*Short task*. In the material below, find how many lines contain the string "lower". Write only that number.

==== Records supplied

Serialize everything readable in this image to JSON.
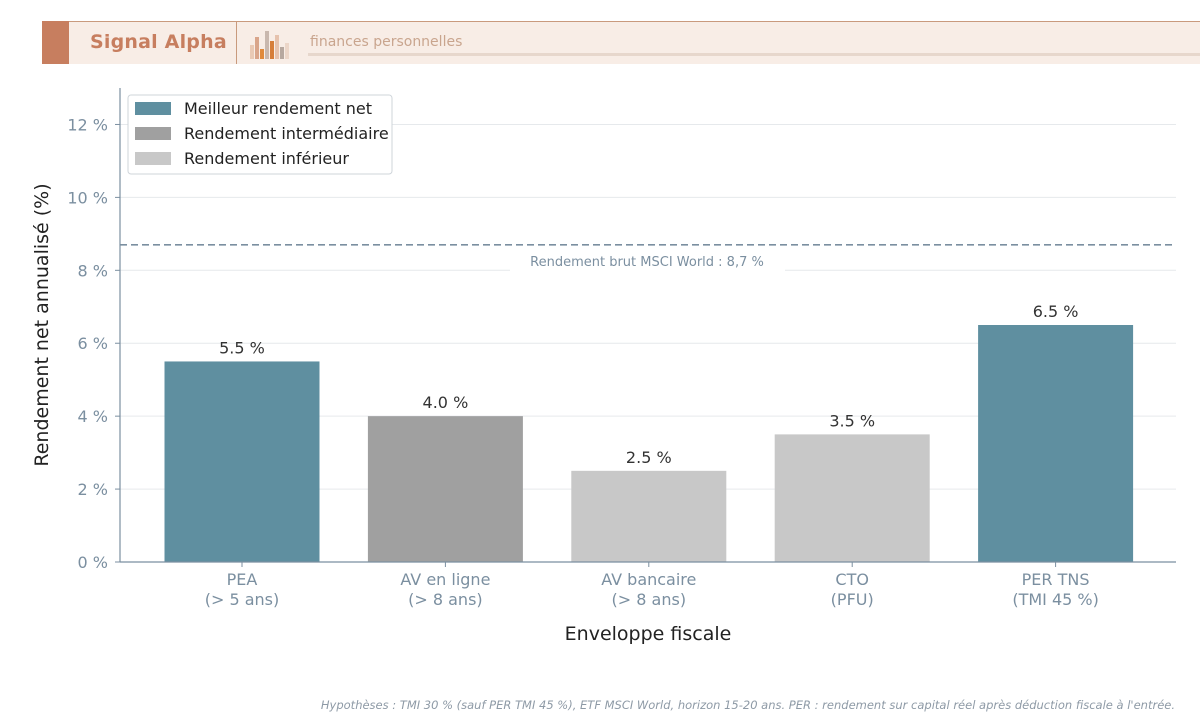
{
  "header": {
    "brand": "Signal Alpha",
    "tagline": "finances personnelles"
  },
  "colors": {
    "best": "#5f8fa0",
    "intermediate": "#a0a0a0",
    "lower": "#c8c8c8",
    "reference_line": "#7b8fa0",
    "header_accent": "#c77e5f"
  },
  "chart_data": {
    "type": "bar",
    "categories": [
      [
        "PEA",
        "(> 5 ans)"
      ],
      [
        "AV en ligne",
        "(> 8 ans)"
      ],
      [
        "AV bancaire",
        "(> 8 ans)"
      ],
      [
        "CTO",
        "(PFU)"
      ],
      [
        "PER TNS",
        "(TMI 45 %)"
      ]
    ],
    "values": [
      5.5,
      4.0,
      2.5,
      3.5,
      6.5
    ],
    "value_labels": [
      "5.5 %",
      "4.0 %",
      "2.5 %",
      "3.5 %",
      "6.5 %"
    ],
    "tiers": [
      "best",
      "intermediate",
      "lower",
      "lower",
      "best"
    ],
    "xlabel": "Enveloppe fiscale",
    "ylabel": "Rendement net annualisé (%)",
    "ylim": [
      0,
      13
    ],
    "yticks": [
      0,
      2,
      4,
      6,
      8,
      10,
      12
    ],
    "ytick_labels": [
      "0 %",
      "2 %",
      "4 %",
      "6 %",
      "8 %",
      "10 %",
      "12 %"
    ],
    "grid": true,
    "legend": {
      "placement": "top-left",
      "entries": [
        {
          "tier": "best",
          "label": "Meilleur rendement net"
        },
        {
          "tier": "intermediate",
          "label": "Rendement intermédiaire"
        },
        {
          "tier": "lower",
          "label": "Rendement inférieur"
        }
      ]
    },
    "reference_line": {
      "value": 8.7,
      "label": "Rendement brut MSCI World : 8,7 %",
      "style": "dashed"
    }
  },
  "footnote": "Hypothèses : TMI 30 % (sauf PER TMI 45 %), ETF MSCI World, horizon 15-20 ans. PER : rendement sur capital réel après déduction fiscale à l'entrée."
}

========

*Finished exercise*. 4